### Records for processing ###

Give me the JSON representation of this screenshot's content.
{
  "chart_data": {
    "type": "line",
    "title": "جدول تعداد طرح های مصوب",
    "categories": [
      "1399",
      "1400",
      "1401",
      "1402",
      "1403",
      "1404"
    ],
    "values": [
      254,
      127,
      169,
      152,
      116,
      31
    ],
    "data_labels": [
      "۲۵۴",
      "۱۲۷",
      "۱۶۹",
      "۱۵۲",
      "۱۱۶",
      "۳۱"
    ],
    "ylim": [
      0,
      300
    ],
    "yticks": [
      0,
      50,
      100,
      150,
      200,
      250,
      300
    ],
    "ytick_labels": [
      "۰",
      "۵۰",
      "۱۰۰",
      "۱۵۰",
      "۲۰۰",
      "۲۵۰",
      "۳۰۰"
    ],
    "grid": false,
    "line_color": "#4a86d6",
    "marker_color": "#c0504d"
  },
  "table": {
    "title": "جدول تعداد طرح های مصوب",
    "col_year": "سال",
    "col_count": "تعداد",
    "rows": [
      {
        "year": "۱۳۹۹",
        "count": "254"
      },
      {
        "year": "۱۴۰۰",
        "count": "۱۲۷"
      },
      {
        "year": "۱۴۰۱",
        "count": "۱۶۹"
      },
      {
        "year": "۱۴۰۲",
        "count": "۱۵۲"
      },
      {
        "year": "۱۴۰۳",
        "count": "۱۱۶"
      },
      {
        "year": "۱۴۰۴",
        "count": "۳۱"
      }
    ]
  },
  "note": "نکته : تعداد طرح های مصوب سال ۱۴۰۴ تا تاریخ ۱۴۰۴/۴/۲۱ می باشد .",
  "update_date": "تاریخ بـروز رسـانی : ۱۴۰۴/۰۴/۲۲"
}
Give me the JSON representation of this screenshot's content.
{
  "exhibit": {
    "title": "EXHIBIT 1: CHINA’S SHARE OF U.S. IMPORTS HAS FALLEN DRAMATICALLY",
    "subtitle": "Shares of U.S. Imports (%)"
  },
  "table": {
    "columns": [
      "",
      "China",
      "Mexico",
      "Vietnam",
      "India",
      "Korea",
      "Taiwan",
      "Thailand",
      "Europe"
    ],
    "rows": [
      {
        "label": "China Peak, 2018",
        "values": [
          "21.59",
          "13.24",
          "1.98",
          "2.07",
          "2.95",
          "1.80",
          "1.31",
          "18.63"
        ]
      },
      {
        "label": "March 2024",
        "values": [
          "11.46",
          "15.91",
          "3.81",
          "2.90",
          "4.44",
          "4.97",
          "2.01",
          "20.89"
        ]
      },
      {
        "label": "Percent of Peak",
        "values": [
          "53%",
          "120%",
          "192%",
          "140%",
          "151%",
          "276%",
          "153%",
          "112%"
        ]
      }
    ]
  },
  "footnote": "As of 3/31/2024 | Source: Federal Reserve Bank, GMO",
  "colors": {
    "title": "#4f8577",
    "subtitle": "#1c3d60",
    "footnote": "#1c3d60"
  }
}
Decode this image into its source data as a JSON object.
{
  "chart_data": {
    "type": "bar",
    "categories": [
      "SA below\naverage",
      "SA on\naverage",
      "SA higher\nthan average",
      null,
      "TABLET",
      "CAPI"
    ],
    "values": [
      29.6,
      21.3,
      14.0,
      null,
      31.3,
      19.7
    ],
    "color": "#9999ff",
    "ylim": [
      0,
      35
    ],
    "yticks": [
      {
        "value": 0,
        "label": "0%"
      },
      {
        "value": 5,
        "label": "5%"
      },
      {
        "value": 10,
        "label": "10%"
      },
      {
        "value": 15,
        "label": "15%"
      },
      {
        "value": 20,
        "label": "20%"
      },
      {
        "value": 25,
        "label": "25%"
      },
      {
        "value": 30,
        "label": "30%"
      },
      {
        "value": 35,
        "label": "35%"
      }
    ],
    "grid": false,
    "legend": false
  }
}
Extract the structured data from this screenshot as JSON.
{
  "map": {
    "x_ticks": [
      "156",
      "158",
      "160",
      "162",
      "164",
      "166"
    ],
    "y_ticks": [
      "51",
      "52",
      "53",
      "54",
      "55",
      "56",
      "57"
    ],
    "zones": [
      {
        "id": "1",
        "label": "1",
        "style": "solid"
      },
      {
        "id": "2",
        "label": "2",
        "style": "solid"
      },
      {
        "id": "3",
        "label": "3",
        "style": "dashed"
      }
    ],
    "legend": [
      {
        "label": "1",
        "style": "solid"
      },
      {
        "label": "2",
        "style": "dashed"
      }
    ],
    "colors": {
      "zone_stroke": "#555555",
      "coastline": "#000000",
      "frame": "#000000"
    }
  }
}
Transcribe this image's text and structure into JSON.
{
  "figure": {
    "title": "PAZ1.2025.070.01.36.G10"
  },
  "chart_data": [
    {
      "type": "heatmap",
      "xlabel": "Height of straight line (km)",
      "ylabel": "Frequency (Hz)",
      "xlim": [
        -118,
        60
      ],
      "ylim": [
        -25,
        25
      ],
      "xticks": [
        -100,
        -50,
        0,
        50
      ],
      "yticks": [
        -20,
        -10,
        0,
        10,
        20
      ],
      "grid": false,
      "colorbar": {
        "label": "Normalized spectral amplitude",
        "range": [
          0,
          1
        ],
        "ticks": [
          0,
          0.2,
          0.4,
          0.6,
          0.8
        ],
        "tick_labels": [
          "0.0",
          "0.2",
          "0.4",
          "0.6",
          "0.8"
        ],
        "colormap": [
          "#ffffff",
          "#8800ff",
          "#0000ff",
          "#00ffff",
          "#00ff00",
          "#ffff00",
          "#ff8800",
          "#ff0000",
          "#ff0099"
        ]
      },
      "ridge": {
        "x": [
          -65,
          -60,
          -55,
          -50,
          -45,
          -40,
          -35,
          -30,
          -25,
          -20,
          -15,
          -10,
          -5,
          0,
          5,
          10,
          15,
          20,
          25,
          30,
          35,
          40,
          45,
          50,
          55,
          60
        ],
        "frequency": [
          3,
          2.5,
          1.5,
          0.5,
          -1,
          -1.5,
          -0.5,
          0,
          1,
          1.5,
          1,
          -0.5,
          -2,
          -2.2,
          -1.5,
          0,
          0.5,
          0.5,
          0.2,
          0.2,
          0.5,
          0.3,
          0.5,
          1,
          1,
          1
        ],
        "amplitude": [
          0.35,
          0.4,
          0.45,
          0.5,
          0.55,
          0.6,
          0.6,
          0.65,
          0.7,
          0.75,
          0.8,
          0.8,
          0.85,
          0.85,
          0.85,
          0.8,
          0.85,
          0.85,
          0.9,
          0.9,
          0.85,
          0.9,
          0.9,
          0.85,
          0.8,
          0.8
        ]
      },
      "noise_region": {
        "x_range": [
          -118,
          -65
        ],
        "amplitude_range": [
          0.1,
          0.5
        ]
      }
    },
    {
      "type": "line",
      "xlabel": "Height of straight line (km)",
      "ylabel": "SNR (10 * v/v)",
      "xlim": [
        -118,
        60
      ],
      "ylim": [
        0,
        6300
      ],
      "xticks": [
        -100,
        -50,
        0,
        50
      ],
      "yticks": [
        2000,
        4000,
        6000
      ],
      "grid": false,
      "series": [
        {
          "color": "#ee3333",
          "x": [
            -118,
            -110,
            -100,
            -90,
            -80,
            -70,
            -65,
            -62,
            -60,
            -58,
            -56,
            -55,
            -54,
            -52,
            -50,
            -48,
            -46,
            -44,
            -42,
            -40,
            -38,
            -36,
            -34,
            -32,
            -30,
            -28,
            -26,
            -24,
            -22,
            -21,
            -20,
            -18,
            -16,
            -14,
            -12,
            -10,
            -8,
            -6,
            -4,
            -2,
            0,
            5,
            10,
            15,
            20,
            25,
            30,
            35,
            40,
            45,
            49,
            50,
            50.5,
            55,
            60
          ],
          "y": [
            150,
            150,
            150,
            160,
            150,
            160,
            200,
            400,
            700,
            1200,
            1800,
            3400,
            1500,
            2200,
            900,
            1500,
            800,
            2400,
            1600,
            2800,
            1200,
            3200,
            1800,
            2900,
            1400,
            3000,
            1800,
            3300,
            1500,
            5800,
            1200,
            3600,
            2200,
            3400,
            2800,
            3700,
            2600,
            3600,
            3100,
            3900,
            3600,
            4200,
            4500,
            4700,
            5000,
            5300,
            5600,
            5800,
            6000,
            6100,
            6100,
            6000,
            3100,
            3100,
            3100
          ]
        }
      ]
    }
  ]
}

###

*What this task involves*:
Say how many lines in the entries contain the string "footnote", and leave out everything else.

*Final answer*:
2